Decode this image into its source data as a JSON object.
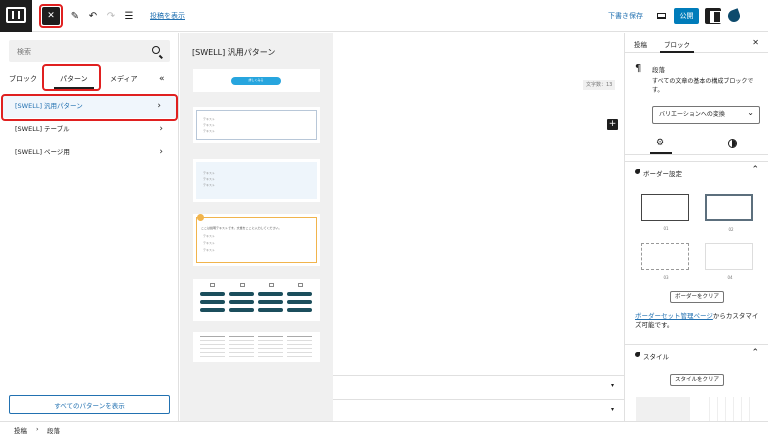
{
  "topbar": {
    "logo_text": "WordPress",
    "posts_link": "投稿を表示",
    "save_draft": "下書き保存",
    "publish": "公開"
  },
  "inserter": {
    "search_placeholder": "検索",
    "tabs": [
      {
        "label": "ブロック",
        "active": false
      },
      {
        "label": "パターン",
        "active": true
      },
      {
        "label": "メディア",
        "active": false
      }
    ],
    "categories": [
      {
        "label": "[SWELL] 汎用パターン",
        "active": true
      },
      {
        "label": "[SWELL] テーブル",
        "active": false
      },
      {
        "label": "[SWELL] ページ用",
        "active": false
      }
    ],
    "show_all": "すべてのパターンを表示"
  },
  "patterns": {
    "title": "[SWELL] 汎用パターン",
    "button_label": "詳しくみる",
    "box_caption": "ここは説明テキストです。文章をここに入力してください。",
    "list_item": "テキスト"
  },
  "canvas": {
    "char_count": "文字数：13"
  },
  "settings": {
    "tabs": [
      {
        "label": "投稿",
        "active": false
      },
      {
        "label": "ブロック",
        "active": true
      }
    ],
    "block_name": "段落",
    "block_desc": "すべての文章の基本の構成ブロックです。",
    "variation": "バリエーションへの変換",
    "border_section": "ボーダー設定",
    "border_options": [
      "01",
      "02",
      "03",
      "04"
    ],
    "clear_border": "ボーダーをクリア",
    "note_link": "ボーダーセット管理ページ",
    "note_text": "からカスタマイズ可能です。",
    "style_section": "スタイル",
    "clear_style": "スタイルをクリア"
  },
  "footer": {
    "crumb_root": "投稿",
    "crumb_sep": "›",
    "crumb_current": "段落"
  }
}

# Your goal
Transcribe each entry above exactly, apart from the pictures.

# Result below
Decode this image into its source data as a JSON object.
{
  "topbar": {
    "logo_text": "WordPress",
    "posts_link": "投稿を表示",
    "save_draft": "下書き保存",
    "publish": "公開"
  },
  "inserter": {
    "search_placeholder": "検索",
    "tabs": [
      {
        "label": "ブロック",
        "active": false
      },
      {
        "label": "パターン",
        "active": true
      },
      {
        "label": "メディア",
        "active": false
      }
    ],
    "categories": [
      {
        "label": "[SWELL] 汎用パターン",
        "active": true
      },
      {
        "label": "[SWELL] テーブル",
        "active": false
      },
      {
        "label": "[SWELL] ページ用",
        "active": false
      }
    ],
    "show_all": "すべてのパターンを表示"
  },
  "patterns": {
    "title": "[SWELL] 汎用パターン",
    "button_label": "詳しくみる",
    "box_caption": "ここは説明テキストです。文章をここに入力してください。",
    "list_item": "テキスト"
  },
  "canvas": {
    "char_count": "文字数：13"
  },
  "settings": {
    "tabs": [
      {
        "label": "投稿",
        "active": false
      },
      {
        "label": "ブロック",
        "active": true
      }
    ],
    "block_name": "段落",
    "block_desc": "すべての文章の基本の構成ブロックです。",
    "variation": "バリエーションへの変換",
    "border_section": "ボーダー設定",
    "border_options": [
      "01",
      "02",
      "03",
      "04"
    ],
    "clear_border": "ボーダーをクリア",
    "note_link": "ボーダーセット管理ページ",
    "note_text": "からカスタマイズ可能です。",
    "style_section": "スタイル",
    "clear_style": "スタイルをクリア"
  },
  "footer": {
    "crumb_root": "投稿",
    "crumb_sep": "›",
    "crumb_current": "段落"
  }
}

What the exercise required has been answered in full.